### GIVEN PROBLEM
Your task is to quote the material that follows, in full and exactly.

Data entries
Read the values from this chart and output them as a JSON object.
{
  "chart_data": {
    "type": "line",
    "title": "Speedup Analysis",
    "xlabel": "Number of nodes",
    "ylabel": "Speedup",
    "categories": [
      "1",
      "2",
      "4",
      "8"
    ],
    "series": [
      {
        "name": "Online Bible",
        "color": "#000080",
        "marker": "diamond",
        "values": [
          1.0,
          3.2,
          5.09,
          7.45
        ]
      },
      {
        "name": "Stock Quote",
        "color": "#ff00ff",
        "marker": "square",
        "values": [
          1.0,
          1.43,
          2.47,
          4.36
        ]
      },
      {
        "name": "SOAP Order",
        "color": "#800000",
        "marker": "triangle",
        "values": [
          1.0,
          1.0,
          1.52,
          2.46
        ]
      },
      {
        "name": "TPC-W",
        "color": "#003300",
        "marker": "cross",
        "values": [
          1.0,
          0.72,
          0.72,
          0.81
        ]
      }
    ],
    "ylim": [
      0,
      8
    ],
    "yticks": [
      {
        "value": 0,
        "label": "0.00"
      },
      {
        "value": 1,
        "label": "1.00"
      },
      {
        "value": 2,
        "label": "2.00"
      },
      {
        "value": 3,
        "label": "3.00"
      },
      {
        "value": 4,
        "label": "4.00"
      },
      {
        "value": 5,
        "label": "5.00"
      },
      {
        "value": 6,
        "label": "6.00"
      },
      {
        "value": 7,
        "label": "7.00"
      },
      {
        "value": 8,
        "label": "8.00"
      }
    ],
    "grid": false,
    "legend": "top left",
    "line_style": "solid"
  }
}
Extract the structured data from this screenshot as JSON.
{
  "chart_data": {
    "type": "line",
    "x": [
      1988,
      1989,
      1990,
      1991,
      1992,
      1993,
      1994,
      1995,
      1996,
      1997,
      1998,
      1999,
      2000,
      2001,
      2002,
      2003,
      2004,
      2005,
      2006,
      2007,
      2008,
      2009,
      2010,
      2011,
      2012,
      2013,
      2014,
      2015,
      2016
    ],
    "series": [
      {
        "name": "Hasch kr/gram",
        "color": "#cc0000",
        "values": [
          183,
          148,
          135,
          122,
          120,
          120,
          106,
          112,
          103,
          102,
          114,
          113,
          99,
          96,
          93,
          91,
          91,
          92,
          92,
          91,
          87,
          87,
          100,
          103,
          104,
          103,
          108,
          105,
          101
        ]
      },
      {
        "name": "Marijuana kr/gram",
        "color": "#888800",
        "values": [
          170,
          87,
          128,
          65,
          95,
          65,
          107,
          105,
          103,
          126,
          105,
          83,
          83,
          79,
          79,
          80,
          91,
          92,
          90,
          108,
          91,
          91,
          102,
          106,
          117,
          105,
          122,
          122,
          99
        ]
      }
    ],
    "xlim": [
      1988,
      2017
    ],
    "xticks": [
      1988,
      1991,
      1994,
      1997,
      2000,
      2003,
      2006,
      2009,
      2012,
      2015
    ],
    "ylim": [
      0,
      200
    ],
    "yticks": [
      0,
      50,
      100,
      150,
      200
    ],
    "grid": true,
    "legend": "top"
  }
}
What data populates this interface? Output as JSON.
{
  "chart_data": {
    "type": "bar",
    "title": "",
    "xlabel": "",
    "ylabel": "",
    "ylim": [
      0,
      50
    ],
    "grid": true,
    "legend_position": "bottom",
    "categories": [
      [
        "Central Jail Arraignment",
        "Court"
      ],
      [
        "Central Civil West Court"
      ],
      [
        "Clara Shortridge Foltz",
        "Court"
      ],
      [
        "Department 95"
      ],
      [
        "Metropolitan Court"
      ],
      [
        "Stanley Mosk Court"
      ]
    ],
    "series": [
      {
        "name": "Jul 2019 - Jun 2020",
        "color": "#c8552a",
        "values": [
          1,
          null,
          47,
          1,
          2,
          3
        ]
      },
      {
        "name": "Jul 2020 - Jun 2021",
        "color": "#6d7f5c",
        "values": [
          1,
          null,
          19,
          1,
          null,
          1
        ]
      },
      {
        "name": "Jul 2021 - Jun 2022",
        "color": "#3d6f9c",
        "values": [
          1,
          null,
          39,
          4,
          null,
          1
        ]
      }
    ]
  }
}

### EXERCISE RESPONSE
Read the values from this chart and output them as a JSON object.
{
  "chart_data": {
    "type": "line",
    "title": "Speedup Analysis",
    "xlabel": "Number of nodes",
    "ylabel": "Speedup",
    "categories": [
      "1",
      "2",
      "4",
      "8"
    ],
    "series": [
      {
        "name": "Online Bible",
        "color": "#000080",
        "marker": "diamond",
        "values": [
          1.0,
          3.2,
          5.09,
          7.45
        ]
      },
      {
        "name": "Stock Quote",
        "color": "#ff00ff",
        "marker": "square",
        "values": [
          1.0,
          1.43,
          2.47,
          4.36
        ]
      },
      {
        "name": "SOAP Order",
        "color": "#800000",
        "marker": "triangle",
        "values": [
          1.0,
          1.0,
          1.52,
          2.46
        ]
      },
      {
        "name": "TPC-W",
        "color": "#003300",
        "marker": "cross",
        "values": [
          1.0,
          0.72,
          0.72,
          0.81
        ]
      }
    ],
    "ylim": [
      0,
      8
    ],
    "yticks": [
      {
        "value": 0,
        "label": "0.00"
      },
      {
        "value": 1,
        "label": "1.00"
      },
      {
        "value": 2,
        "label": "2.00"
      },
      {
        "value": 3,
        "label": "3.00"
      },
      {
        "value": 4,
        "label": "4.00"
      },
      {
        "value": 5,
        "label": "5.00"
      },
      {
        "value": 6,
        "label": "6.00"
      },
      {
        "value": 7,
        "label": "7.00"
      },
      {
        "value": 8,
        "label": "8.00"
      }
    ],
    "grid": false,
    "legend": "top left",
    "line_style": "solid"
  }
}
Extract the structured data from this screenshot as JSON.
{
  "chart_data": {
    "type": "line",
    "x": [
      1988,
      1989,
      1990,
      1991,
      1992,
      1993,
      1994,
      1995,
      1996,
      1997,
      1998,
      1999,
      2000,
      2001,
      2002,
      2003,
      2004,
      2005,
      2006,
      2007,
      2008,
      2009,
      2010,
      2011,
      2012,
      2013,
      2014,
      2015,
      2016
    ],
    "series": [
      {
        "name": "Hasch kr/gram",
        "color": "#cc0000",
        "values": [
          183,
          148,
          135,
          122,
          120,
          120,
          106,
          112,
          103,
          102,
          114,
          113,
          99,
          96,
          93,
          91,
          91,
          92,
          92,
          91,
          87,
          87,
          100,
          103,
          104,
          103,
          108,
          105,
          101
        ]
      },
      {
        "name": "Marijuana kr/gram",
        "color": "#888800",
        "values": [
          170,
          87,
          128,
          65,
          95,
          65,
          107,
          105,
          103,
          126,
          105,
          83,
          83,
          79,
          79,
          80,
          91,
          92,
          90,
          108,
          91,
          91,
          102,
          106,
          117,
          105,
          122,
          122,
          99
        ]
      }
    ],
    "xlim": [
      1988,
      2017
    ],
    "xticks": [
      1988,
      1991,
      1994,
      1997,
      2000,
      2003,
      2006,
      2009,
      2012,
      2015
    ],
    "ylim": [
      0,
      200
    ],
    "yticks": [
      0,
      50,
      100,
      150,
      200
    ],
    "grid": true,
    "legend": "top"
  }
}
What data populates this interface? Output as JSON.
{
  "chart_data": {
    "type": "bar",
    "title": "",
    "xlabel": "",
    "ylabel": "",
    "ylim": [
      0,
      50
    ],
    "grid": true,
    "legend_position": "bottom",
    "categories": [
      [
        "Central Jail Arraignment",
        "Court"
      ],
      [
        "Central Civil West Court"
      ],
      [
        "Clara Shortridge Foltz",
        "Court"
      ],
      [
        "Department 95"
      ],
      [
        "Metropolitan Court"
      ],
      [
        "Stanley Mosk Court"
      ]
    ],
    "series": [
      {
        "name": "Jul 2019 - Jun 2020",
        "color": "#c8552a",
        "values": [
          1,
          null,
          47,
          1,
          2,
          3
        ]
      },
      {
        "name": "Jul 2020 - Jun 2021",
        "color": "#6d7f5c",
        "values": [
          1,
          null,
          19,
          1,
          null,
          1
        ]
      },
      {
        "name": "Jul 2021 - Jun 2022",
        "color": "#3d6f9c",
        "values": [
          1,
          null,
          39,
          4,
          null,
          1
        ]
      }
    ]
  }
}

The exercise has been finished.